| Material to process |

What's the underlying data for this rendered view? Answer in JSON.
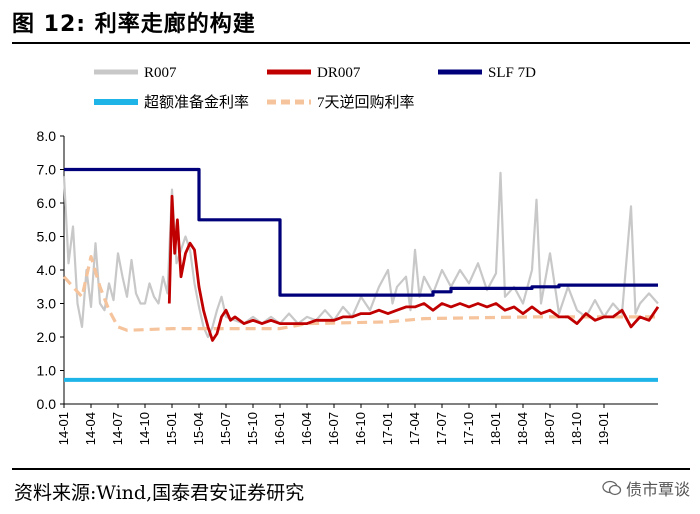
{
  "header": {
    "title": "图 12:  利率走廊的构建"
  },
  "footer": {
    "source": "资料来源:Wind,国泰君安证券研究",
    "watermark": "债市覃谈"
  },
  "chart_data": {
    "type": "line",
    "ylim": [
      0,
      8
    ],
    "yticks": [
      "0.0",
      "1.0",
      "2.0",
      "3.0",
      "4.0",
      "5.0",
      "6.0",
      "7.0",
      "8.0"
    ],
    "x_tick_labels": [
      "14-01",
      "14-04",
      "14-07",
      "14-10",
      "15-01",
      "15-04",
      "15-07",
      "15-10",
      "16-01",
      "16-04",
      "16-07",
      "16-10",
      "17-01",
      "17-04",
      "17-07",
      "17-10",
      "18-01",
      "18-04",
      "18-07",
      "18-10",
      "19-01"
    ],
    "x_range_months": [
      0,
      66
    ],
    "grid": false,
    "legend_position": "top",
    "series": [
      {
        "name": "R007",
        "color": "#c8c8c8",
        "style": "solid",
        "points": [
          [
            0,
            6.8
          ],
          [
            0.5,
            4.2
          ],
          [
            1,
            5.3
          ],
          [
            1.5,
            3.0
          ],
          [
            2,
            2.3
          ],
          [
            2.5,
            4.0
          ],
          [
            3,
            2.9
          ],
          [
            3.5,
            4.8
          ],
          [
            4,
            3.0
          ],
          [
            4.5,
            2.8
          ],
          [
            5,
            3.6
          ],
          [
            5.5,
            3.1
          ],
          [
            6,
            4.5
          ],
          [
            6.5,
            3.8
          ],
          [
            7,
            3.2
          ],
          [
            7.5,
            4.3
          ],
          [
            8,
            3.3
          ],
          [
            8.5,
            3.0
          ],
          [
            9,
            3.0
          ],
          [
            9.5,
            3.6
          ],
          [
            10,
            3.2
          ],
          [
            10.5,
            3.0
          ],
          [
            11,
            3.8
          ],
          [
            11.5,
            3.3
          ],
          [
            12,
            6.4
          ],
          [
            12.5,
            4.2
          ],
          [
            13,
            4.6
          ],
          [
            13.5,
            5.0
          ],
          [
            14,
            4.6
          ],
          [
            14.5,
            3.6
          ],
          [
            15,
            2.9
          ],
          [
            15.5,
            2.3
          ],
          [
            16,
            2.0
          ],
          [
            16.5,
            2.3
          ],
          [
            17,
            2.8
          ],
          [
            17.5,
            3.2
          ],
          [
            18,
            2.6
          ],
          [
            19,
            2.5
          ],
          [
            20,
            2.4
          ],
          [
            21,
            2.6
          ],
          [
            22,
            2.4
          ],
          [
            23,
            2.6
          ],
          [
            24,
            2.4
          ],
          [
            25,
            2.7
          ],
          [
            26,
            2.4
          ],
          [
            27,
            2.6
          ],
          [
            28,
            2.5
          ],
          [
            29,
            2.8
          ],
          [
            30,
            2.5
          ],
          [
            31,
            2.9
          ],
          [
            32,
            2.6
          ],
          [
            33,
            3.2
          ],
          [
            34,
            2.8
          ],
          [
            35,
            3.5
          ],
          [
            36,
            4.0
          ],
          [
            36.5,
            3.0
          ],
          [
            37,
            3.5
          ],
          [
            38,
            3.8
          ],
          [
            38.5,
            2.8
          ],
          [
            39,
            4.6
          ],
          [
            39.5,
            3.2
          ],
          [
            40,
            3.8
          ],
          [
            41,
            3.3
          ],
          [
            42,
            4.0
          ],
          [
            43,
            3.5
          ],
          [
            44,
            4.0
          ],
          [
            45,
            3.6
          ],
          [
            46,
            4.2
          ],
          [
            47,
            3.4
          ],
          [
            48,
            3.9
          ],
          [
            48.5,
            6.9
          ],
          [
            49,
            3.2
          ],
          [
            50,
            3.5
          ],
          [
            51,
            3.0
          ],
          [
            52,
            4.0
          ],
          [
            52.5,
            6.1
          ],
          [
            53,
            3.0
          ],
          [
            54,
            4.5
          ],
          [
            55,
            2.7
          ],
          [
            56,
            3.5
          ],
          [
            57,
            2.8
          ],
          [
            58,
            2.6
          ],
          [
            59,
            3.1
          ],
          [
            60,
            2.6
          ],
          [
            61,
            3.0
          ],
          [
            62,
            2.7
          ],
          [
            63,
            5.9
          ],
          [
            63.5,
            2.7
          ],
          [
            64,
            3.0
          ],
          [
            65,
            3.3
          ],
          [
            66,
            3.0
          ]
        ]
      },
      {
        "name": "DR007",
        "color": "#c00000",
        "style": "solid",
        "points": [
          [
            11.7,
            3.0
          ],
          [
            12,
            6.2
          ],
          [
            12.3,
            4.5
          ],
          [
            12.6,
            5.5
          ],
          [
            13,
            3.8
          ],
          [
            13.5,
            4.5
          ],
          [
            14,
            4.8
          ],
          [
            14.5,
            4.6
          ],
          [
            15,
            3.5
          ],
          [
            15.5,
            2.8
          ],
          [
            16,
            2.3
          ],
          [
            16.5,
            1.9
          ],
          [
            17,
            2.1
          ],
          [
            17.5,
            2.6
          ],
          [
            18,
            2.8
          ],
          [
            18.5,
            2.5
          ],
          [
            19,
            2.6
          ],
          [
            20,
            2.4
          ],
          [
            21,
            2.5
          ],
          [
            22,
            2.4
          ],
          [
            23,
            2.5
          ],
          [
            24,
            2.4
          ],
          [
            25,
            2.4
          ],
          [
            26,
            2.4
          ],
          [
            27,
            2.4
          ],
          [
            28,
            2.5
          ],
          [
            29,
            2.5
          ],
          [
            30,
            2.5
          ],
          [
            31,
            2.6
          ],
          [
            32,
            2.6
          ],
          [
            33,
            2.7
          ],
          [
            34,
            2.7
          ],
          [
            35,
            2.8
          ],
          [
            36,
            2.7
          ],
          [
            37,
            2.8
          ],
          [
            38,
            2.9
          ],
          [
            39,
            2.9
          ],
          [
            40,
            3.0
          ],
          [
            41,
            2.8
          ],
          [
            42,
            3.0
          ],
          [
            43,
            2.9
          ],
          [
            44,
            3.0
          ],
          [
            45,
            2.9
          ],
          [
            46,
            3.0
          ],
          [
            47,
            2.9
          ],
          [
            48,
            3.0
          ],
          [
            49,
            2.8
          ],
          [
            50,
            2.9
          ],
          [
            51,
            2.7
          ],
          [
            52,
            2.9
          ],
          [
            53,
            2.7
          ],
          [
            54,
            2.8
          ],
          [
            55,
            2.6
          ],
          [
            56,
            2.6
          ],
          [
            57,
            2.4
          ],
          [
            58,
            2.7
          ],
          [
            59,
            2.5
          ],
          [
            60,
            2.6
          ],
          [
            61,
            2.6
          ],
          [
            62,
            2.8
          ],
          [
            63,
            2.3
          ],
          [
            64,
            2.6
          ],
          [
            65,
            2.5
          ],
          [
            66,
            2.9
          ]
        ]
      },
      {
        "name": "SLF 7D",
        "color": "#00007a",
        "style": "solid",
        "points": [
          [
            0,
            7.0
          ],
          [
            15,
            7.0
          ],
          [
            15,
            5.5
          ],
          [
            24,
            5.5
          ],
          [
            24,
            3.25
          ],
          [
            41,
            3.25
          ],
          [
            41,
            3.35
          ],
          [
            43,
            3.35
          ],
          [
            43,
            3.45
          ],
          [
            52,
            3.45
          ],
          [
            52,
            3.5
          ],
          [
            55,
            3.5
          ],
          [
            55,
            3.55
          ],
          [
            66,
            3.55
          ]
        ]
      },
      {
        "name": "超额准备金利率",
        "color": "#1fb4e8",
        "style": "solid",
        "points": [
          [
            0,
            0.72
          ],
          [
            66,
            0.72
          ]
        ]
      },
      {
        "name": "7天逆回购利率",
        "color": "#f6c49c",
        "style": "dashed",
        "points": [
          [
            0,
            3.8
          ],
          [
            1,
            3.5
          ],
          [
            2,
            3.2
          ],
          [
            3,
            4.4
          ],
          [
            4,
            3.5
          ],
          [
            5,
            2.8
          ],
          [
            6,
            2.3
          ],
          [
            7,
            2.2
          ],
          [
            12,
            2.25
          ],
          [
            20,
            2.25
          ],
          [
            24,
            2.25
          ],
          [
            27,
            2.4
          ],
          [
            36,
            2.45
          ],
          [
            40,
            2.55
          ],
          [
            52,
            2.6
          ],
          [
            66,
            2.6
          ]
        ]
      }
    ]
  }
}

| Given instruction |
In the listing above, find each line with the word "color" and copy it.

| Written reply |
        "color": "#c8c8c8",
        "color": "#c00000",
        "color": "#00007a",
        "color": "#1fb4e8",
        "color": "#f6c49c",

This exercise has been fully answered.